▶ [Supplied entries]:
☆ ☆ ☆ ☆ ☆
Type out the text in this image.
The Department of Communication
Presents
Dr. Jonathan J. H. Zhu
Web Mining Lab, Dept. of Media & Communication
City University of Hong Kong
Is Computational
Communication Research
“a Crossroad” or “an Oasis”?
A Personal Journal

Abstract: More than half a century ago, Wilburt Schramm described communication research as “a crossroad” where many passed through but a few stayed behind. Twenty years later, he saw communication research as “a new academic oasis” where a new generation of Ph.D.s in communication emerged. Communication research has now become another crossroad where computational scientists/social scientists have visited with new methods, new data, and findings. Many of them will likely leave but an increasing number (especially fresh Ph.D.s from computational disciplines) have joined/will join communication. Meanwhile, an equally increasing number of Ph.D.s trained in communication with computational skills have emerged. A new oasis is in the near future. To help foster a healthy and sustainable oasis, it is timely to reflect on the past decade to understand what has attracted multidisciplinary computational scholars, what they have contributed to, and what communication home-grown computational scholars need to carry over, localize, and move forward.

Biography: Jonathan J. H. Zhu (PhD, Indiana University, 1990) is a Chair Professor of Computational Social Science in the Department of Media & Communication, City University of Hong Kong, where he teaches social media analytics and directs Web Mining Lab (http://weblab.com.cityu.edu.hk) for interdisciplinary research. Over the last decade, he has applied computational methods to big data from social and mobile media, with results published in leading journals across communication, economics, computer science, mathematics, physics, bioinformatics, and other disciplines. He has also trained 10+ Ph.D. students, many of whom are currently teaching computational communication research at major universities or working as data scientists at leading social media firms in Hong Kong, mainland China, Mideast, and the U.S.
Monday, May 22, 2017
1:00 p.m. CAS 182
☆ ☆ ☆ ☆ ☆
▶ [Your task]: Transcribe each entry exactly.

▶ [Written response]:
Type out the text in this image.
The Department of Communication
Presents
Dr. Jonathan J. H. Zhu
Web Mining Lab, Dept. of Media & Communication
City University of Hong Kong
Is Computational
Communication Research
“a Crossroad” or “an Oasis”?
A Personal Journal

Abstract: More than half a century ago, Wilburt Schramm described communication research as “a crossroad” where many passed through but a few stayed behind. Twenty years later, he saw communication research as “a new academic oasis” where a new generation of Ph.D.s in communication emerged. Communication research has now become another crossroad where computational scientists/social scientists have visited with new methods, new data, and findings. Many of them will likely leave but an increasing number (especially fresh Ph.D.s from computational disciplines) have joined/will join communication. Meanwhile, an equally increasing number of Ph.D.s trained in communication with computational skills have emerged. A new oasis is in the near future. To help foster a healthy and sustainable oasis, it is timely to reflect on the past decade to understand what has attracted multidisciplinary computational scholars, what they have contributed to, and what communication home-grown computational scholars need to carry over, localize, and move forward.

Biography: Jonathan J. H. Zhu (PhD, Indiana University, 1990) is a Chair Professor of Computational Social Science in the Department of Media & Communication, City University of Hong Kong, where he teaches social media analytics and directs Web Mining Lab (http://weblab.com.cityu.edu.hk) for interdisciplinary research. Over the last decade, he has applied computational methods to big data from social and mobile media, with results published in leading journals across communication, economics, computer science, mathematics, physics, bioinformatics, and other disciplines. He has also trained 10+ Ph.D. students, many of whom are currently teaching computational communication research at major universities or working as data scientists at leading social media firms in Hong Kong, mainland China, Mideast, and the U.S.
Monday, May 22, 2017
1:00 p.m. CAS 182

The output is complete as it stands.